**Exercise details**
Reproduce in full, word for word, the mailing list post below on fitting a bivariate random regression model in MCMCglmm.

**Source**
╭──

[R-sig-ME] Bivariate random regression model in MCMCglmm to estimate selection on reaction norm slopes
Jarrod Hadfield
j.hadfield at ed.ac.uk
Sat Mar 28 08:47:52 CET 2015
Hi Phillip,
The correct syntax (assuming fitness is an annual measure so you have
repeat records?) is:
us(trait+at.level(trait,1):mt2):individual
Cheers,
Jarrod
Quoting Phillip Gienapp <phillip.gienapp at helsinki.fi> on Wed, 18 Mar
2015 11:25:07 +0100:
> Dear all,
>
> First a bit of background: I currently work on an anlysis of
> phenotypic plasticity of avian phenology in response to temperature.
> Using a random regression model I found that individual reaction
> norms (defined by slope and intercept) vary among individuals, i.e.
> some individuals change their phenology more strongly in response to
> temperatures than others and also that some individuals have a
> consistently earlier phenology than others.
>
> I now want to test whether there is selection on reaction norm
> slopes, i.e. whether individuals with steeper/shallower slope have a
> higher/lower fitness. This means I have to fit a bivariate random
> regression model but only one trait (phenology) should be regressed
> against temperature. For the random effects part this should give me
> a 3x3 covariance matrix with variation in slopes, intercepts,
> fitness plus all the covariances and then the covariance between
> slope and fitness indicates selection on reaction norm slopes.

╰──

**Material supplied**
╭──

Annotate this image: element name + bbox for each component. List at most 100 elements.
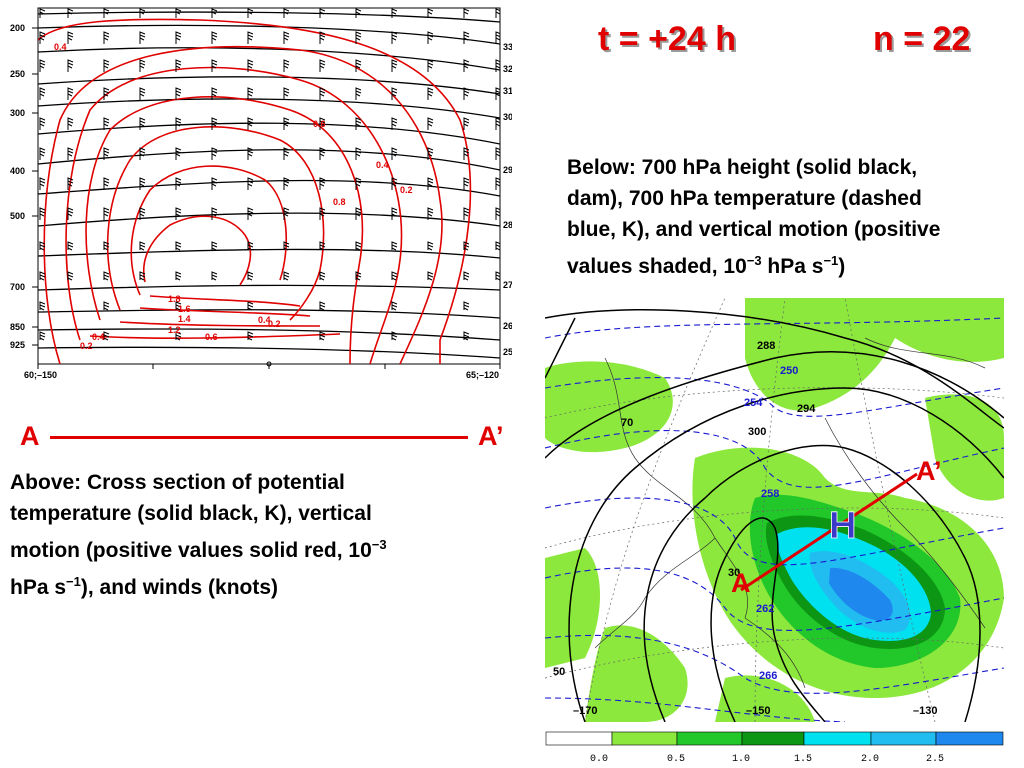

╰──
╭──

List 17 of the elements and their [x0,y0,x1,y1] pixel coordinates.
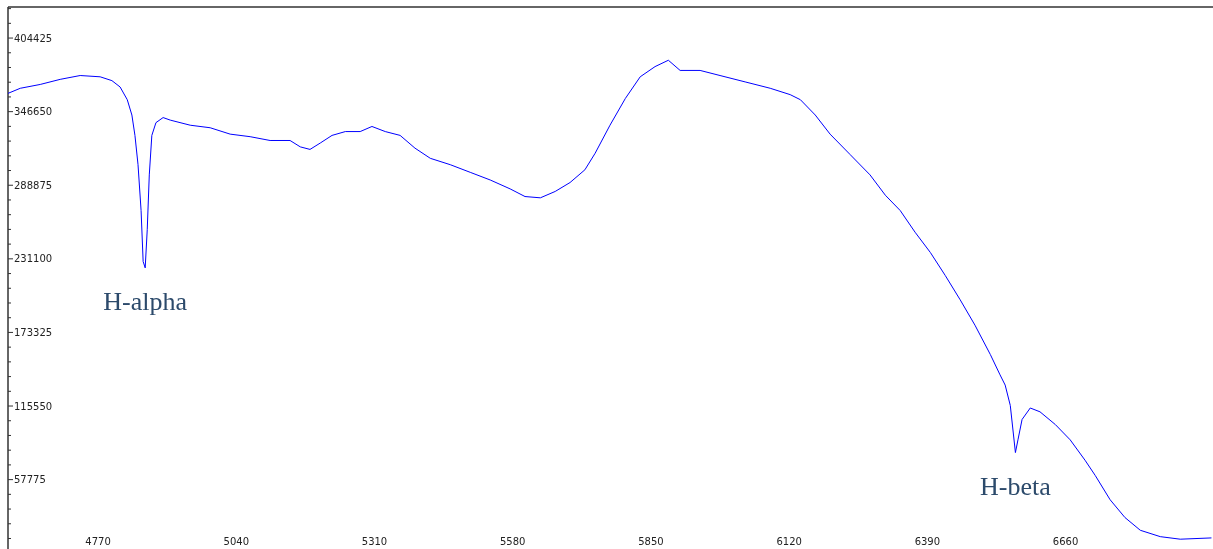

╰──

**Reply to the exercise**
[R-sig-ME] Bivariate random regression model in MCMCglmm to estimate selection on reaction norm slopes
Jarrod Hadfield
j.hadfield at ed.ac.uk
Sat Mar 28 08:47:52 CET 2015
Hi Phillip,
The correct syntax (assuming fitness is an annual measure so you have
repeat records?) is:
us(trait+at.level(trait,1):mt2):individual
Cheers,
Jarrod
Quoting Phillip Gienapp <phillip.gienapp at helsinki.fi> on Wed, 18 Mar
2015 11:25:07 +0100:
> Dear all,
>
> First a bit of background: I currently work on an anlysis of
> phenotypic plasticity of avian phenology in response to temperature.
> Using a random regression model I found that individual reaction
> norms (defined by slope and intercept) vary among individuals, i.e.
> some individuals change their phenology more strongly in response to
> temperatures than others and also that some individuals have a
> consistently earlier phenology than others.
>
> I now want to test whether there is selection on reaction norm
> slopes, i.e. whether individuals with steeper/shallower slope have a
> higher/lower fitness. This means I have to fit a bivariate random
> regression model but only one trait (phenology) should be regressed
> against temperature. For the random effects part this should give me
> a 3x3 covariance matrix with variation in slopes, intercepts,
> fitness plus all the covariances and then the covariance between
> slope and fitness indicates selection on reaction norm slopes.